» Prompt: Can you copy out the data exactly? Leave the images out.

── Supplied data ──

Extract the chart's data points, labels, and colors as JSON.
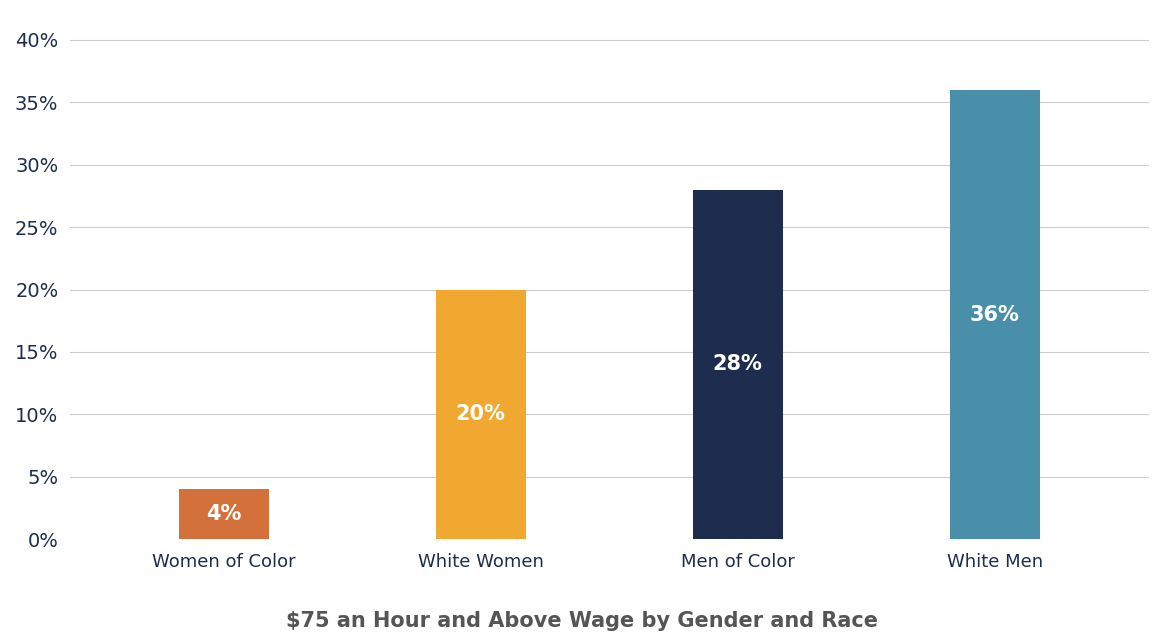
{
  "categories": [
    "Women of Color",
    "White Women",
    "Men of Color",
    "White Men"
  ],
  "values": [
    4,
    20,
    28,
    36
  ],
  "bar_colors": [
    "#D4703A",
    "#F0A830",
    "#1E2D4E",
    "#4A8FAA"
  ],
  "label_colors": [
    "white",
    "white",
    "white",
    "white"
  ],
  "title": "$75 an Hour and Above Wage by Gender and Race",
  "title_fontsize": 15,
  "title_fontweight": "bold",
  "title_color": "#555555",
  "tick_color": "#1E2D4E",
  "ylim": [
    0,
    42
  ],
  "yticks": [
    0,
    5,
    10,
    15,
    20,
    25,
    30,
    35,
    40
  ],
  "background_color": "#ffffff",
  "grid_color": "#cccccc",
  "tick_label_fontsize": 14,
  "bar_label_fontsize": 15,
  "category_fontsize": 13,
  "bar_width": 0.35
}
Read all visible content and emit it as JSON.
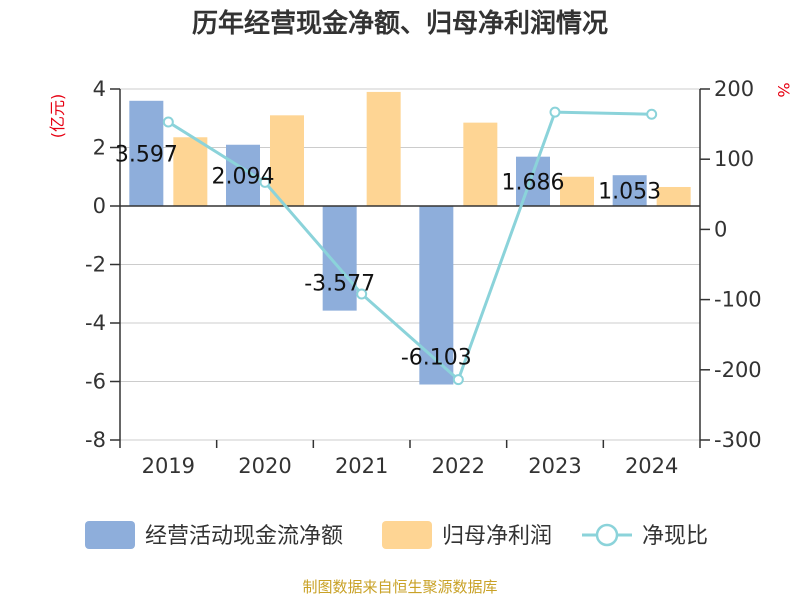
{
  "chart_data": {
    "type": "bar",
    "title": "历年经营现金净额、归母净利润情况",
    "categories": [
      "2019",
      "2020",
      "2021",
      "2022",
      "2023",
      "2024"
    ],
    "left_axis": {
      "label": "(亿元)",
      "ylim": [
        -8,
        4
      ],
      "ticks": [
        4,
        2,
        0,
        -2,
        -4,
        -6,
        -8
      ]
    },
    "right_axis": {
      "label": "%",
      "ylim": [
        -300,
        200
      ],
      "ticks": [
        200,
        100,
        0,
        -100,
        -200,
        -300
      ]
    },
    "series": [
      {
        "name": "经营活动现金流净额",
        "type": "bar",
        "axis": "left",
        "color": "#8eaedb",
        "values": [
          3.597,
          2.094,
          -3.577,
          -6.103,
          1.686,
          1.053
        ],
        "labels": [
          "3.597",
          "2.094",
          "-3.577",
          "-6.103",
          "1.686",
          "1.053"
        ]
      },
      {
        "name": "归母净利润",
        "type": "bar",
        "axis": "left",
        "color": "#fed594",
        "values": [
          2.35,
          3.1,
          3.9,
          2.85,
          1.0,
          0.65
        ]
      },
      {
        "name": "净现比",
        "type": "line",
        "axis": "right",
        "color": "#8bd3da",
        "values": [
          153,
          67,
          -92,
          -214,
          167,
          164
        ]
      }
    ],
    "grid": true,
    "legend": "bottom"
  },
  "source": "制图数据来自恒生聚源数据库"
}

───

» Answer for this exercise:
Extract the chart's data points, labels, and colors as JSON.
{
  "categories": [
    "Women of Color",
    "White Women",
    "Men of Color",
    "White Men"
  ],
  "values": [
    4,
    20,
    28,
    36
  ],
  "bar_colors": [
    "#D4703A",
    "#F0A830",
    "#1E2D4E",
    "#4A8FAA"
  ],
  "label_colors": [
    "white",
    "white",
    "white",
    "white"
  ],
  "title": "$75 an Hour and Above Wage by Gender and Race",
  "title_fontsize": 15,
  "title_fontweight": "bold",
  "title_color": "#555555",
  "tick_color": "#1E2D4E",
  "ylim": [
    0,
    42
  ],
  "yticks": [
    0,
    5,
    10,
    15,
    20,
    25,
    30,
    35,
    40
  ],
  "background_color": "#ffffff",
  "grid_color": "#cccccc",
  "tick_label_fontsize": 14,
  "bar_label_fontsize": 15,
  "category_fontsize": 13,
  "bar_width": 0.35
}
Read all visible content and emit it as JSON.
{
  "chart_data": {
    "type": "bar",
    "title": "历年经营现金净额、归母净利润情况",
    "categories": [
      "2019",
      "2020",
      "2021",
      "2022",
      "2023",
      "2024"
    ],
    "left_axis": {
      "label": "(亿元)",
      "ylim": [
        -8,
        4
      ],
      "ticks": [
        4,
        2,
        0,
        -2,
        -4,
        -6,
        -8
      ]
    },
    "right_axis": {
      "label": "%",
      "ylim": [
        -300,
        200
      ],
      "ticks": [
        200,
        100,
        0,
        -100,
        -200,
        -300
      ]
    },
    "series": [
      {
        "name": "经营活动现金流净额",
        "type": "bar",
        "axis": "left",
        "color": "#8eaedb",
        "values": [
          3.597,
          2.094,
          -3.577,
          -6.103,
          1.686,
          1.053
        ],
        "labels": [
          "3.597",
          "2.094",
          "-3.577",
          "-6.103",
          "1.686",
          "1.053"
        ]
      },
      {
        "name": "归母净利润",
        "type": "bar",
        "axis": "left",
        "color": "#fed594",
        "values": [
          2.35,
          3.1,
          3.9,
          2.85,
          1.0,
          0.65
        ]
      },
      {
        "name": "净现比",
        "type": "line",
        "axis": "right",
        "color": "#8bd3da",
        "values": [
          153,
          67,
          -92,
          -214,
          167,
          164
        ]
      }
    ],
    "grid": true,
    "legend": "bottom"
  },
  "source": "制图数据来自恒生聚源数据库"
}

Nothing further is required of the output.